*Task requirements:* Scan each line of the records for the word "PIETRO" and extract the ones that have it.

━━ Working data ━━

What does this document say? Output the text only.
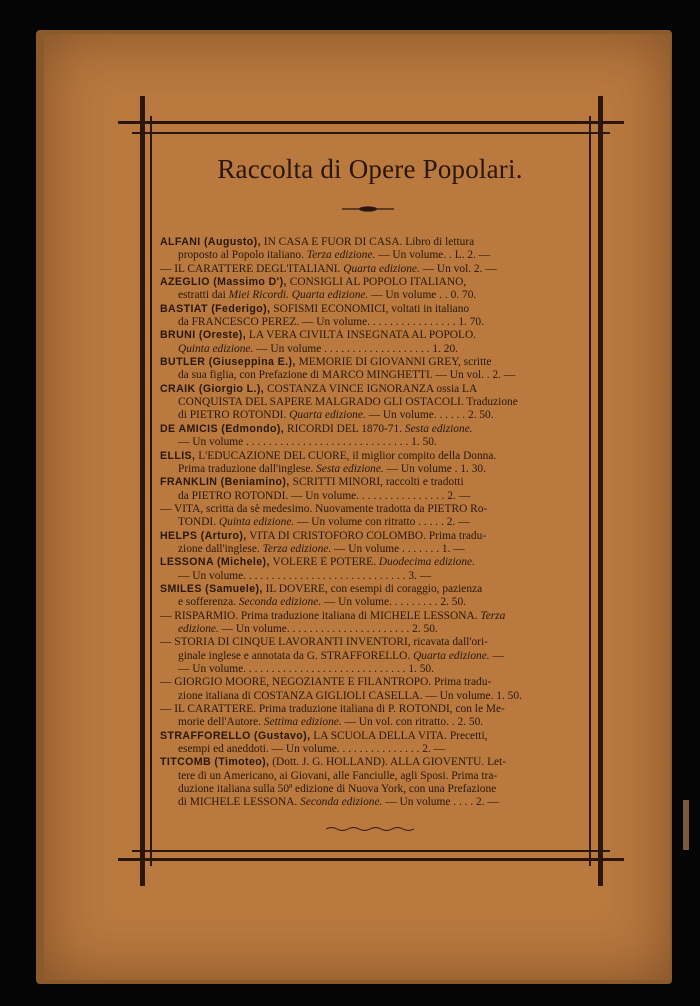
Raccolta di Opere Popolari.
ALFANI (Augusto), IN CASA E FUOR DI CASA. Libro di lettura
proposto al Popolo italiano. Terza edizione. — Un volume. . L. 2. —
— IL CARATTERE DEGL'ITALIANI. Quarta edizione. — Un vol. 2. —
AZEGLIO (Massimo D'), CONSIGLI AL POPOLO ITALIANO,
estratti dai Miei Ricordi. Quarta edizione. — Un volume . . 0. 70.
BASTIAT (Federigo), SOFISMI ECONOMICI, voltati in italiano
da FRANCESCO PEREZ. — Un volume. . . . . . . . . . . . . . . . 1. 70.
BRUNI (Oreste), LA VERA CIVILTÀ INSEGNATA AL POPOLO.
Quinta edizione. — Un volume . . . . . . . . . . . . . . . . . . . 1. 20.
BUTLER (Giuseppina E.), MEMORIE DI GIOVANNI GREY, scritte
da sua figlia, con Prefazione di MARCO MINGHETTI. — Un vol. . 2. —
CRAIK (Giorgio L.), COSTANZA VINCE IGNORANZA ossia LA
CONQUISTA DEL SAPERE MALGRADO GLI OSTACOLI. Traduzione
di PIETRO ROTONDI. Quarta edizione. — Un volume. . . . . . 2. 50.
DE AMICIS (Edmondo), RICORDI DEL 1870-71. Sesta edizione.
— Un volume . . . . . . . . . . . . . . . . . . . . . . . . . . . . . 1. 50.
ELLIS, L'EDUCAZIONE DEL CUORE, il miglior compito della Donna.
Prima traduzione dall'inglese. Sesta edizione. — Un volume . 1. 30.
FRANKLIN (Beniamino), SCRITTI MINORI, raccolti e tradotti
da PIETRO ROTONDI. — Un volume. . . . . . . . . . . . . . . . 2. —
— VITA, scritta da sè medesimo. Nuovamente tradotta da PIETRO Ro-
TONDI. Quinta edizione. — Un volume con ritratto . . . . . 2. —
HELPS (Arturo), VITA DI CRISTOFORO COLOMBO. Prima tradu-
zione dall'inglese. Terza edizione. — Un volume . . . . . . . 1. —
LESSONA (Michele), VOLERE È POTERE. Duodecima edizione.
— Un volume. . . . . . . . . . . . . . . . . . . . . . . . . . . . . 3. —
SMILES (Samuele), IL DOVERE, con esempi di coraggio, pazienza
e sofferenza. Seconda edizione. — Un volume. . . . . . . . . 2. 50.
— RISPARMIO. Prima traduzione italiana di MICHELE LESSONA. Terza
edizione. — Un volume. . . . . . . . . . . . . . . . . . . . . . 2. 50.
— STORIA DI CINQUE LAVORANTI INVENTORI, ricavata dall'ori-
ginale inglese e annotata da G. STRAFFORELLO. Quarta edizione. —
— Un volume. . . . . . . . . . . . . . . . . . . . . . . . . . . . . 1. 50.
— GIORGIO MOORE, NEGOZIANTE E FILANTROPO. Prima tradu-
zione italiana di COSTANZA GIGLIOLI CASELLA. — Un volume. 1. 50.
— IL CARATTERE. Prima traduzione italiana di P. ROTONDI, con le Me-
morie dell'Autore. Settima edizione. — Un vol. con ritratto. . 2. 50.
STRAFFORELLO (Gustavo), LA SCUOLA DELLA VITA. Precetti,
esempi ed aneddoti. — Un volume. . . . . . . . . . . . . . . 2. —
TITCOMB (Timoteo), (Dott. J. G. HOLLAND). ALLA GIOVENTÙ. Let-
tere di un Americano, ai Giovani, alle Fanciulle, agli Sposi. Prima tra-
duzione italiana sulla 50ª edizione di Nuova York, con una Prefazione
di MICHELE LESSONA. Seconda edizione. — Un volume . . . . 2. —
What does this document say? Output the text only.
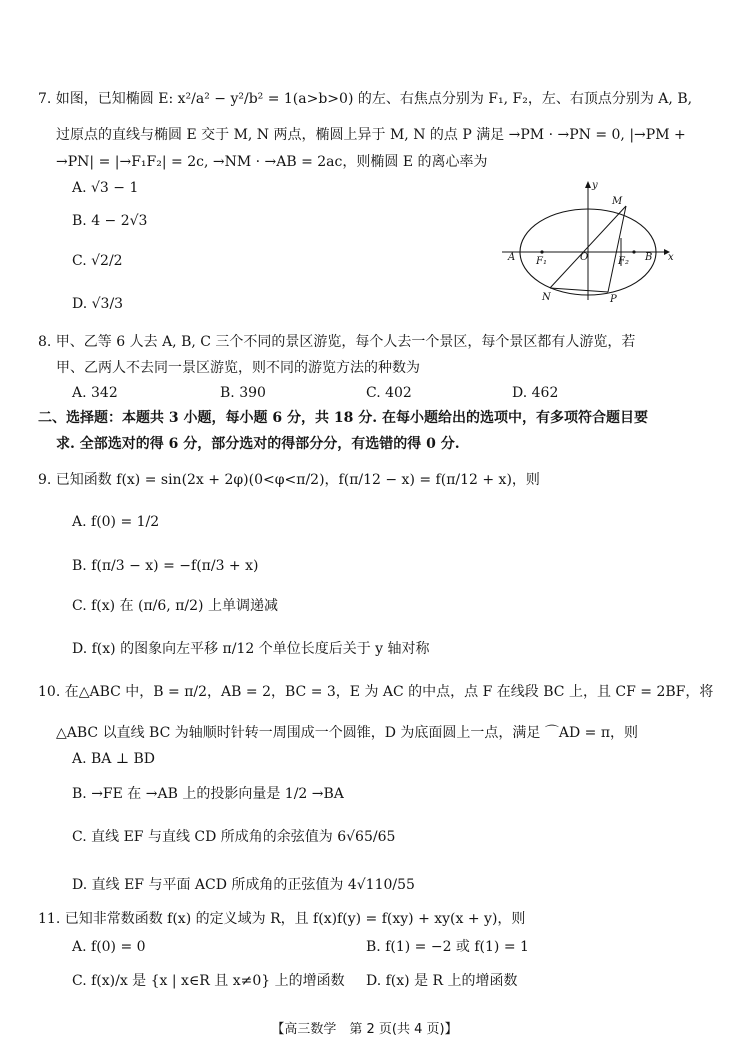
7. 如图，已知椭圆 E: x²/a² − y²/b² = 1(a>b>0) 的左、右焦点分别为 F₁, F₂，左、右顶点分别为 A, B,
过原点的直线与椭圆 E 交于 M, N 两点，椭圆上异于 M, N 的点 P 满足 →PM · →PN = 0, |→PM +
→PN| = |→F₁F₂| = 2c, →NM · →AB = 2ac，则椭圆 E 的离心率为
A. √3 − 1
B. 4 − 2√3
C. √2/2
D. √3/3
y
x
M
N	P
A	B
F₁	F₂
O
8. 甲、乙等 6 人去 A, B, C 三个不同的景区游览，每个人去一个景区，每个景区都有人游览，若
甲、乙两人不去同一景区游览，则不同的游览方法的种数为
A. 342	B. 390	C. 402	D. 462
二、选择题：本题共 3 小题，每小题 6 分，共 18 分. 在每小题给出的选项中，有多项符合题目要
求. 全部选对的得 6 分，部分选对的得部分分，有选错的得 0 分.
9. 已知函数 f(x) = sin(2x + 2φ)(0<φ<π/2)，f(π/12 − x) = f(π/12 + x)，则
A. f(0) = 1/2
B. f(π/3 − x) = −f(π/3 + x)
C. f(x) 在 (π/6, π/2) 上单调递减
D. f(x) 的图象向左平移 π/12 个单位长度后关于 y 轴对称
10. 在△ABC 中，B = π/2，AB = 2，BC = 3，E 为 AC 的中点，点 F 在线段 BC 上，且 CF = 2BF，将
△ABC 以直线 BC 为轴顺时针转一周围成一个圆锥，D 为底面圆上一点，满足 ⌒AD = π，则
A. BA ⊥ BD
B. →FE 在 →AB 上的投影向量是 1/2 →BA
C. 直线 EF 与直线 CD 所成角的余弦值为 6√65/65
D. 直线 EF 与平面 ACD 所成角的正弦值为 4√110/55
11. 已知非常数函数 f(x) 的定义域为 R，且 f(x)f(y) = f(xy) + xy(x + y)，则
A. f(0) = 0	B. f(1) = −2 或 f(1) = 1
C. f(x)/x 是 {x | x∈R 且 x≠0} 上的增函数 D. f(x) 是 R 上的增函数
【高三数学　第 2 页(共 4 页)】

━━━

*Final result:*
di PIETRO ROTONDI. Quarta edizione. — Un volume. . . . . . 2. 50.
da PIETRO ROTONDI. — Un volume. . . . . . . . . . . . . . . . 2. —
— VITA, scritta da sè medesimo. Nuovamente tradotta da PIETRO Ro-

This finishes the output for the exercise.